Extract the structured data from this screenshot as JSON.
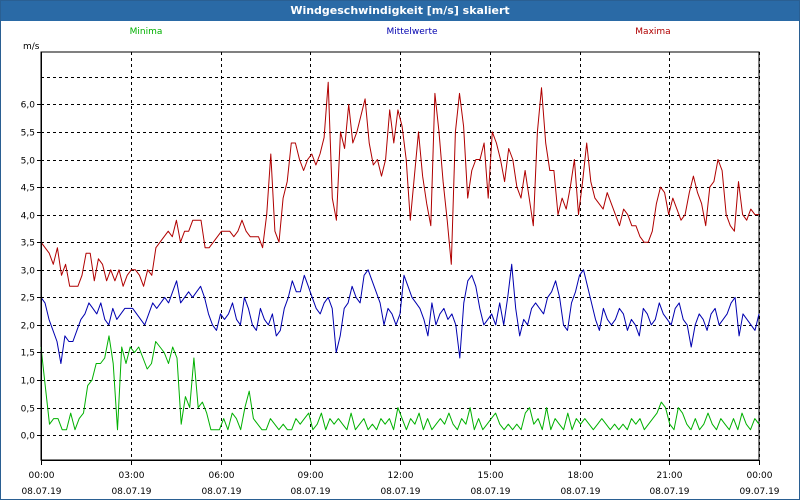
{
  "window": {
    "title": "Windgeschwindigkeit [m/s] skaliert"
  },
  "chart_data": {
    "type": "line",
    "ylabel": "m/s",
    "ylim": [
      -0.45,
      6.95
    ],
    "yticks": [
      0.0,
      0.5,
      1.0,
      1.5,
      2.0,
      2.5,
      3.0,
      3.5,
      4.0,
      4.5,
      5.0,
      5.5,
      6.0
    ],
    "ytick_labels": [
      "0,0",
      "0,5",
      "1,0",
      "1,5",
      "2,0",
      "2,5",
      "3,0",
      "3,5",
      "4,0",
      "4,5",
      "5,0",
      "5,5",
      "6,0"
    ],
    "xlim_hours": [
      0,
      24
    ],
    "x_unit": "hours since 08.07.19 00:00",
    "xticks_hours": [
      0,
      3,
      6,
      9,
      12,
      15,
      18,
      21,
      24
    ],
    "xtick_labels": [
      {
        "time": "00:00",
        "date": "08.07.19"
      },
      {
        "time": "03:00",
        "date": "08.07.19"
      },
      {
        "time": "06:00",
        "date": "08.07.19"
      },
      {
        "time": "09:00",
        "date": "08.07.19"
      },
      {
        "time": "12:00",
        "date": "08.07.19"
      },
      {
        "time": "15:00",
        "date": "08.07.19"
      },
      {
        "time": "18:00",
        "date": "08.07.19"
      },
      {
        "time": "21:00",
        "date": "08.07.19"
      },
      {
        "time": "00:00",
        "date": "09.07.19"
      }
    ],
    "grid": true,
    "legend_position": "top",
    "series": [
      {
        "name": "Minima",
        "color": "#00b000",
        "values": [
          1.6,
          0.9,
          0.2,
          0.3,
          0.3,
          0.1,
          0.1,
          0.4,
          0.1,
          0.3,
          0.4,
          0.9,
          1.0,
          1.3,
          1.3,
          1.4,
          1.8,
          1.3,
          0.1,
          1.6,
          1.3,
          1.6,
          1.5,
          1.6,
          1.4,
          1.2,
          1.3,
          1.7,
          1.6,
          1.5,
          1.3,
          1.6,
          1.4,
          0.2,
          0.7,
          0.5,
          1.4,
          0.5,
          0.6,
          0.4,
          0.1,
          0.1,
          0.1,
          0.3,
          0.1,
          0.4,
          0.3,
          0.1,
          0.5,
          0.8,
          0.3,
          0.2,
          0.1,
          0.1,
          0.3,
          0.2,
          0.1,
          0.2,
          0.1,
          0.1,
          0.3,
          0.2,
          0.3,
          0.4,
          0.1,
          0.2,
          0.4,
          0.1,
          0.3,
          0.2,
          0.3,
          0.2,
          0.1,
          0.4,
          0.1,
          0.2,
          0.3,
          0.1,
          0.2,
          0.1,
          0.3,
          0.2,
          0.3,
          0.1,
          0.5,
          0.3,
          0.1,
          0.3,
          0.2,
          0.4,
          0.1,
          0.3,
          0.1,
          0.2,
          0.3,
          0.2,
          0.4,
          0.2,
          0.1,
          0.3,
          0.2,
          0.5,
          0.1,
          0.3,
          0.1,
          0.2,
          0.3,
          0.4,
          0.2,
          0.1,
          0.2,
          0.1,
          0.2,
          0.1,
          0.4,
          0.5,
          0.2,
          0.3,
          0.1,
          0.5,
          0.1,
          0.3,
          0.2,
          0.1,
          0.4,
          0.1,
          0.3,
          0.2,
          0.3,
          0.2,
          0.1,
          0.2,
          0.3,
          0.2,
          0.1,
          0.2,
          0.1,
          0.2,
          0.1,
          0.3,
          0.2,
          0.3,
          0.1,
          0.2,
          0.3,
          0.4,
          0.6,
          0.5,
          0.2,
          0.1,
          0.5,
          0.4,
          0.2,
          0.1,
          0.3,
          0.1,
          0.2,
          0.4,
          0.2,
          0.1,
          0.3,
          0.2,
          0.1,
          0.3,
          0.1,
          0.4,
          0.2,
          0.1,
          0.3,
          0.2
        ]
      },
      {
        "name": "Mittelwerte",
        "color": "#0000b0",
        "values": [
          2.5,
          2.4,
          2.1,
          1.9,
          1.7,
          1.3,
          1.8,
          1.7,
          1.7,
          1.9,
          2.1,
          2.2,
          2.4,
          2.3,
          2.2,
          2.4,
          2.1,
          2.0,
          2.3,
          2.1,
          2.2,
          2.3,
          2.3,
          2.3,
          2.2,
          2.1,
          2.0,
          2.2,
          2.4,
          2.3,
          2.4,
          2.5,
          2.4,
          2.6,
          2.8,
          2.4,
          2.5,
          2.6,
          2.5,
          2.6,
          2.7,
          2.5,
          2.2,
          2.0,
          1.9,
          2.2,
          2.1,
          2.2,
          2.4,
          2.1,
          2.0,
          2.5,
          2.3,
          2.0,
          1.9,
          2.3,
          2.1,
          2.0,
          2.2,
          1.8,
          1.9,
          2.3,
          2.5,
          2.8,
          2.6,
          2.6,
          2.9,
          2.7,
          2.5,
          2.3,
          2.2,
          2.4,
          2.5,
          2.3,
          1.5,
          1.8,
          2.3,
          2.4,
          2.7,
          2.5,
          2.4,
          2.9,
          3.0,
          2.8,
          2.6,
          2.4,
          2.0,
          2.3,
          2.2,
          2.0,
          2.2,
          2.9,
          2.7,
          2.5,
          2.4,
          2.3,
          2.1,
          1.8,
          2.4,
          2.0,
          2.2,
          2.3,
          2.1,
          2.2,
          2.0,
          1.4,
          2.4,
          2.8,
          2.9,
          2.7,
          2.3,
          2.0,
          2.1,
          2.2,
          2.0,
          2.4,
          2.0,
          2.5,
          3.1,
          2.3,
          1.8,
          2.1,
          2.0,
          2.3,
          2.4,
          2.3,
          2.2,
          2.5,
          2.6,
          2.8,
          2.5,
          2.0,
          1.9,
          2.4,
          2.6,
          2.9,
          3.0,
          2.7,
          2.4,
          2.1,
          1.9,
          2.3,
          2.1,
          2.0,
          2.1,
          2.3,
          2.2,
          1.9,
          2.1,
          2.0,
          1.8,
          2.3,
          2.2,
          2.0,
          2.1,
          2.4,
          2.2,
          2.1,
          2.0,
          2.3,
          2.4,
          2.1,
          2.0,
          1.6,
          2.0,
          2.2,
          2.1,
          1.9,
          2.2,
          2.3,
          2.0,
          2.1,
          2.2,
          2.4,
          2.5,
          1.8,
          2.2,
          2.1,
          2.0,
          1.9,
          2.2
        ]
      },
      {
        "name": "Maxima",
        "color": "#b00000",
        "values": [
          3.5,
          3.4,
          3.3,
          3.1,
          3.4,
          2.9,
          3.1,
          2.7,
          2.7,
          2.7,
          2.9,
          3.3,
          3.3,
          2.8,
          3.2,
          3.1,
          2.8,
          3.0,
          2.8,
          3.0,
          2.7,
          2.9,
          3.0,
          3.0,
          2.9,
          2.7,
          3.0,
          2.9,
          3.4,
          3.5,
          3.6,
          3.7,
          3.6,
          3.9,
          3.5,
          3.7,
          3.7,
          3.9,
          3.9,
          3.9,
          3.4,
          3.4,
          3.5,
          3.6,
          3.7,
          3.7,
          3.7,
          3.6,
          3.7,
          3.9,
          3.7,
          3.6,
          3.6,
          3.6,
          3.4,
          4.0,
          5.1,
          3.7,
          3.5,
          4.3,
          4.6,
          5.3,
          5.3,
          5.0,
          4.8,
          5.0,
          5.1,
          4.9,
          5.1,
          5.4,
          6.4,
          4.3,
          3.9,
          5.5,
          5.2,
          6.0,
          5.3,
          5.5,
          5.8,
          6.1,
          5.3,
          4.9,
          5.0,
          4.7,
          5.0,
          5.9,
          5.3,
          5.9,
          5.6,
          5.0,
          3.9,
          4.7,
          5.5,
          4.7,
          4.2,
          3.8,
          6.2,
          5.5,
          4.6,
          3.9,
          3.1,
          5.5,
          6.2,
          5.6,
          4.3,
          4.8,
          5.0,
          5.0,
          5.3,
          4.3,
          5.5,
          5.3,
          5.0,
          4.6,
          5.2,
          5.0,
          4.5,
          4.3,
          4.8,
          4.3,
          3.8,
          5.5,
          6.3,
          5.3,
          4.8,
          4.8,
          4.0,
          4.3,
          4.1,
          4.5,
          5.0,
          4.0,
          4.6,
          5.3,
          4.6,
          4.3,
          4.2,
          4.1,
          4.4,
          4.2,
          4.0,
          3.8,
          4.1,
          4.0,
          3.8,
          3.8,
          3.6,
          3.5,
          3.5,
          3.7,
          4.2,
          4.5,
          4.4,
          4.0,
          4.3,
          4.1,
          3.9,
          4.0,
          4.4,
          4.7,
          4.4,
          4.2,
          3.8,
          4.5,
          4.6,
          5.0,
          4.8,
          4.0,
          3.8,
          3.7,
          4.6,
          4.0,
          3.9,
          4.1,
          4.0,
          4.0
        ]
      }
    ]
  }
}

Required task: Find the lines containing "name" and pull them out.

Output for this task:
        "name": "Minima",
        "name": "Mittelwerte",
        "name": "Maxima",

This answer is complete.